> [SET TASK]: Count lines holding the string "патронами" in the data that follows. Reply with one number only.

Stored data:
────────
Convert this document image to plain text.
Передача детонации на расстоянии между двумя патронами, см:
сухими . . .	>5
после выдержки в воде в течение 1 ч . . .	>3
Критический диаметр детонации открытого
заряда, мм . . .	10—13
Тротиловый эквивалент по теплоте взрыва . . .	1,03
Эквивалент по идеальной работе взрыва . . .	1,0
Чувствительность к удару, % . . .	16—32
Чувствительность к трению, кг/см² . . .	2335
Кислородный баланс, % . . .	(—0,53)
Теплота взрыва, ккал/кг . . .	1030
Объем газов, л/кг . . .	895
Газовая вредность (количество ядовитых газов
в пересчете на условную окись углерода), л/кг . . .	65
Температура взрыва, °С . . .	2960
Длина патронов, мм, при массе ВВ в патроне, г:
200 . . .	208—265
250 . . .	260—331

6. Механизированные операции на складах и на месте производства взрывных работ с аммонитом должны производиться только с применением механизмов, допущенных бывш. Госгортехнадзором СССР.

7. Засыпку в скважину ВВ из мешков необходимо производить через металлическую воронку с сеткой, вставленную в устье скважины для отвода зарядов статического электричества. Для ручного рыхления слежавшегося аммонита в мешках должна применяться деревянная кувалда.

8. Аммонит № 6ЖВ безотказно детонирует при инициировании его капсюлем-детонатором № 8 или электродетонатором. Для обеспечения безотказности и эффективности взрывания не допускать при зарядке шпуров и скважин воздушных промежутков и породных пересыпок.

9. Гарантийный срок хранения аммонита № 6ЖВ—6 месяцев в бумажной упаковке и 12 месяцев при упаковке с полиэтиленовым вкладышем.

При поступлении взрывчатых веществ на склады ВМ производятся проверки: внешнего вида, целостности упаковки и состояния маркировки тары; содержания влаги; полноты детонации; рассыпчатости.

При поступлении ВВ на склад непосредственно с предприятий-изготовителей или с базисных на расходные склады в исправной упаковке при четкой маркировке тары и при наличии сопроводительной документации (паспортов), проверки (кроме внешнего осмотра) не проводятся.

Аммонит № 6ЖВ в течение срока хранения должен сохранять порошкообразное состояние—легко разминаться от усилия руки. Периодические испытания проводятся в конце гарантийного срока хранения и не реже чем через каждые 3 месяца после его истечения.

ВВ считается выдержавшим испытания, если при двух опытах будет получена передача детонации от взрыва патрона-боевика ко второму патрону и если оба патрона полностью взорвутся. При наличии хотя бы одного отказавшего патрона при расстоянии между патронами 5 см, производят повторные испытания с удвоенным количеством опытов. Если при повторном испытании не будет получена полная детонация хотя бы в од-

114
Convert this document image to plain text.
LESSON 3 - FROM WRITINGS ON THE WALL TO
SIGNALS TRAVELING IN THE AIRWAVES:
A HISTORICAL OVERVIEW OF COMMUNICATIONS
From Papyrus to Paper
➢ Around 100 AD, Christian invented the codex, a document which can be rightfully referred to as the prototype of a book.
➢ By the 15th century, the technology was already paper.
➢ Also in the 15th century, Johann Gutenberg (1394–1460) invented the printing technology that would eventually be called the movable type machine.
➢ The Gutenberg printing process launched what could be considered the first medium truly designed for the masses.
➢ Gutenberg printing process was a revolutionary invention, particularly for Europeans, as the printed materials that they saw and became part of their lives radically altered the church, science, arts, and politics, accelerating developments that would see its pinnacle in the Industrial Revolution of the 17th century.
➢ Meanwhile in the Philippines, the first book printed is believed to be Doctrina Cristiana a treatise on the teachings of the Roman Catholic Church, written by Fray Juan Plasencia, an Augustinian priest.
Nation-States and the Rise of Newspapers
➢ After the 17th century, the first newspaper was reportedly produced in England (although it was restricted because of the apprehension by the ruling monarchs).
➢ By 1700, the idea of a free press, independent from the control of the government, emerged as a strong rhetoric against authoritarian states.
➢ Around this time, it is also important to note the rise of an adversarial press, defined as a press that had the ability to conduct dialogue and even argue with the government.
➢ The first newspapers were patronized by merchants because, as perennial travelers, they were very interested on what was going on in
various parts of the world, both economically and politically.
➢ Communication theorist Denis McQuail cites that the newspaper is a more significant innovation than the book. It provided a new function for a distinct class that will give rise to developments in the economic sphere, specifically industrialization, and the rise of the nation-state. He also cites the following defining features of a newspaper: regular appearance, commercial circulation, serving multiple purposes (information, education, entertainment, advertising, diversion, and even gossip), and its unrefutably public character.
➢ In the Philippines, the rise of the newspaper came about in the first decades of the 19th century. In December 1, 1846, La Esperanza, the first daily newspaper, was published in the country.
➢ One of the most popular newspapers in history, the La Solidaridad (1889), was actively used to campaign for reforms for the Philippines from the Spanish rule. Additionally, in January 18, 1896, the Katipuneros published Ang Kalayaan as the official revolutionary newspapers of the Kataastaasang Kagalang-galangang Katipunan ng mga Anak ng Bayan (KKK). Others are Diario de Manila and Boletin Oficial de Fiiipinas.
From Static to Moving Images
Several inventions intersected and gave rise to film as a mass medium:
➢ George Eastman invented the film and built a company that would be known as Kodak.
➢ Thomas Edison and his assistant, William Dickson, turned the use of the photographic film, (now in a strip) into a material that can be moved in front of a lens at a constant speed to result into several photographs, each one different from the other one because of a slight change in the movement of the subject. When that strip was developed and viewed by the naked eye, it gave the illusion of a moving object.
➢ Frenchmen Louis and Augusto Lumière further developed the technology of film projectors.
────────
> [EXPECTED ANSWER]: 2